## WHAT THE EXERCISE ASKS
Copy out every line containing the word "Guardar".

## PROVIDED RECORDS
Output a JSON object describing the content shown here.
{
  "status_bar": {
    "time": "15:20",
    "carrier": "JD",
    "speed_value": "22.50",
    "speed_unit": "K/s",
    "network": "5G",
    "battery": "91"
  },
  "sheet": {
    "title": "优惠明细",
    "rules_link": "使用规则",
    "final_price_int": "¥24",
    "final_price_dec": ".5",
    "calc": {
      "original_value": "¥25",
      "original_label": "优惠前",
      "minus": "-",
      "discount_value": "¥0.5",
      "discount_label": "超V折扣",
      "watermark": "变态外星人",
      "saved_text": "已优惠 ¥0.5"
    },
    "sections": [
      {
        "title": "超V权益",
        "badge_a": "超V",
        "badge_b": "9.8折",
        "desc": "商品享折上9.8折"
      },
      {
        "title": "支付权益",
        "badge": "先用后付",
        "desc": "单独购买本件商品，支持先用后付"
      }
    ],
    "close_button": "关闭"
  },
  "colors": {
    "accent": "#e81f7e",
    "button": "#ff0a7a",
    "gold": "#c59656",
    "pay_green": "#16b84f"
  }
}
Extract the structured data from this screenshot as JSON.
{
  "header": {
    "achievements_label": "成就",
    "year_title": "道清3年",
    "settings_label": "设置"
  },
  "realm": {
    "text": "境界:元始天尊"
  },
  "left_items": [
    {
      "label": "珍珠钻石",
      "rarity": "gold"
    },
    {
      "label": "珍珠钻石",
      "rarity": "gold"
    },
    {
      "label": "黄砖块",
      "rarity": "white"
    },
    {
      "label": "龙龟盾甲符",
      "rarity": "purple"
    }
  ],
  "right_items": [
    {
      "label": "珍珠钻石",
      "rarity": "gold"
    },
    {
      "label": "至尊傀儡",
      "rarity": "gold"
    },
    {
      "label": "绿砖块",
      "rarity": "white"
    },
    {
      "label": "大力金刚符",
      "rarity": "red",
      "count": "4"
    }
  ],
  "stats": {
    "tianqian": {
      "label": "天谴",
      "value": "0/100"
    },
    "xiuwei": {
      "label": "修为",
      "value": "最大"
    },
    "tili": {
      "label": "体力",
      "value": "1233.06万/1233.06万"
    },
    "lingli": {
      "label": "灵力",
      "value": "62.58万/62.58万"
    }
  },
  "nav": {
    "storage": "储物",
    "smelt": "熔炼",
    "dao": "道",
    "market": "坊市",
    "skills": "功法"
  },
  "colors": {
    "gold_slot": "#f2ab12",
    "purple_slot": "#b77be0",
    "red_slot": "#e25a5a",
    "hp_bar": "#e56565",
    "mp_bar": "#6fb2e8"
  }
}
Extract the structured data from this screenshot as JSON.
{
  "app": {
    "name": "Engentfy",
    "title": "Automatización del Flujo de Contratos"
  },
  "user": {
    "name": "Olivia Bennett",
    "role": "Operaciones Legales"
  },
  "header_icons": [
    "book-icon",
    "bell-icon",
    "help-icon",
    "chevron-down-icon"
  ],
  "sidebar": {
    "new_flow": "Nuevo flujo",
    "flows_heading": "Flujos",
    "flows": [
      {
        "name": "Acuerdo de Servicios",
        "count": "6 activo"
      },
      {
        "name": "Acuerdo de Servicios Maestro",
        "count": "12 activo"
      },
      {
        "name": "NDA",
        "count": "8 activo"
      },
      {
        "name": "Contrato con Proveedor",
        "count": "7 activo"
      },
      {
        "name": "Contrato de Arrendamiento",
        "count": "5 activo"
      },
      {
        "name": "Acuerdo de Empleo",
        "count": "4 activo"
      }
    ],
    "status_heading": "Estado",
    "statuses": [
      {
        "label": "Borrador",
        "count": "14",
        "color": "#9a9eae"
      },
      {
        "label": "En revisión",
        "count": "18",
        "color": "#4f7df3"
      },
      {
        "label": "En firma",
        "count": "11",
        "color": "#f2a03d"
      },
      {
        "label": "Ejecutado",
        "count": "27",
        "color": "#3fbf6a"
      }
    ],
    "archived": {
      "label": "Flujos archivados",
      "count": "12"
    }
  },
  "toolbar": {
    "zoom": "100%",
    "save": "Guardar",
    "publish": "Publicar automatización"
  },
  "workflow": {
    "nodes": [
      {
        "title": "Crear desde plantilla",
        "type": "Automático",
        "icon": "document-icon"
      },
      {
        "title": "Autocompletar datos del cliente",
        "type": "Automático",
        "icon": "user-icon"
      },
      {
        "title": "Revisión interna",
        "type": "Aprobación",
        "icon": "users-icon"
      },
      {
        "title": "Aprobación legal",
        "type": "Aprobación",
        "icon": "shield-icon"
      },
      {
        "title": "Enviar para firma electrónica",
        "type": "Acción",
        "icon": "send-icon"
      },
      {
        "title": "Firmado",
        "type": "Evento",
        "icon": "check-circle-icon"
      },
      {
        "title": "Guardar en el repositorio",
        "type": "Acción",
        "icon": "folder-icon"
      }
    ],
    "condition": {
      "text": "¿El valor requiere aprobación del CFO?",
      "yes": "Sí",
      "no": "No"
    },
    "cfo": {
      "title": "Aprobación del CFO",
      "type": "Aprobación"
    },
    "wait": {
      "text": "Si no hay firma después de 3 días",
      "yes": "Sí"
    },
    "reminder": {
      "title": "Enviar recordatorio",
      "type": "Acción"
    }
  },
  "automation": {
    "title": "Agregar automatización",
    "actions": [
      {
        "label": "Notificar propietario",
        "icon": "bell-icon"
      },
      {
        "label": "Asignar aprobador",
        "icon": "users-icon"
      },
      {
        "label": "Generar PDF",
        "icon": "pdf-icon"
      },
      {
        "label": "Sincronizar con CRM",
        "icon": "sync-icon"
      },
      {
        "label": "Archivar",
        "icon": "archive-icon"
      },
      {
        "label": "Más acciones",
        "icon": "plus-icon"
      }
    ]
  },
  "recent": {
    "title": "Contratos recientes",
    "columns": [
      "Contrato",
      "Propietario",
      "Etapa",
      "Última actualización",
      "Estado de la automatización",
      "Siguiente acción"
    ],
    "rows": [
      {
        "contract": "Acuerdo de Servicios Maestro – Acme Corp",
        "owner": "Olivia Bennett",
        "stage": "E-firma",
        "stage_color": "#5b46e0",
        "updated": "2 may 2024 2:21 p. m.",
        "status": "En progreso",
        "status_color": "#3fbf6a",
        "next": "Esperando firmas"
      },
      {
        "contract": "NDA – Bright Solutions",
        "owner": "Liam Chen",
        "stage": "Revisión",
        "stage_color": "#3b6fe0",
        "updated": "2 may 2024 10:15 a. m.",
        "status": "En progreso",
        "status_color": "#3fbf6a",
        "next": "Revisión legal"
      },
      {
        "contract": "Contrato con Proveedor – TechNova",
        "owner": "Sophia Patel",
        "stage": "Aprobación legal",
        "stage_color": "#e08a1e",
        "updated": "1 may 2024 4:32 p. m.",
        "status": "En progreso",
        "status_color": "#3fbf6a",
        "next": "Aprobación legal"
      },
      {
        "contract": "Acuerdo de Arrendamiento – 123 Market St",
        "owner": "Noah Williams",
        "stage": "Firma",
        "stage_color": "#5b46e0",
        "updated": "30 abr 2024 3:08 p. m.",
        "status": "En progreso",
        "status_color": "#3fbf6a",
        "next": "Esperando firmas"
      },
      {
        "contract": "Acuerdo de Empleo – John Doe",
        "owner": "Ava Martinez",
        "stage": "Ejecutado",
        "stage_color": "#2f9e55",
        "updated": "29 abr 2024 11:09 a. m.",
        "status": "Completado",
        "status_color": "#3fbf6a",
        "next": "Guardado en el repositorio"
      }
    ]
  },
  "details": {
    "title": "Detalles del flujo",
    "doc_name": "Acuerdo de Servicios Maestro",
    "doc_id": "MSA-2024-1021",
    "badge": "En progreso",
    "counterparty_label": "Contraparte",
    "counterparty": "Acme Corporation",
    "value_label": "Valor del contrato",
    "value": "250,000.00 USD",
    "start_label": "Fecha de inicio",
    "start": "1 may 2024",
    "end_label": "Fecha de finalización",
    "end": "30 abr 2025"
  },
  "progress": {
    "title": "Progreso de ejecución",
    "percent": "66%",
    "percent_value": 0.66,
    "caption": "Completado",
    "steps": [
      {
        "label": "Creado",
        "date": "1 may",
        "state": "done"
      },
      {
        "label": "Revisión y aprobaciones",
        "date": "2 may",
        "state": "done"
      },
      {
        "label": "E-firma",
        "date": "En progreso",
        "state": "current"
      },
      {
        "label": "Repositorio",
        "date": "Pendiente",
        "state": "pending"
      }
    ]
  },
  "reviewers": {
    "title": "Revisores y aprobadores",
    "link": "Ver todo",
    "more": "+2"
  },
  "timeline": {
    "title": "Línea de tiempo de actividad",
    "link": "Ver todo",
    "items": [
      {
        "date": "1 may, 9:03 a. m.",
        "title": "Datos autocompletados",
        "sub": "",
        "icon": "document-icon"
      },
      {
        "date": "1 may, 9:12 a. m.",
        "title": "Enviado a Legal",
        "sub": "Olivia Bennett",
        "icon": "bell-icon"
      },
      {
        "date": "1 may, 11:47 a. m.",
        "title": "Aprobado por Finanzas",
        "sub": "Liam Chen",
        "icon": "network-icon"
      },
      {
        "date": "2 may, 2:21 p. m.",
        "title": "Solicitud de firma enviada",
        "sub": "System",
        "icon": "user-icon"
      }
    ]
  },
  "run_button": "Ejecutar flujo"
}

## SOLUTION TO THIS EXERCISE
    "save": "Guardar",
        "title": "Guardar en el repositorio",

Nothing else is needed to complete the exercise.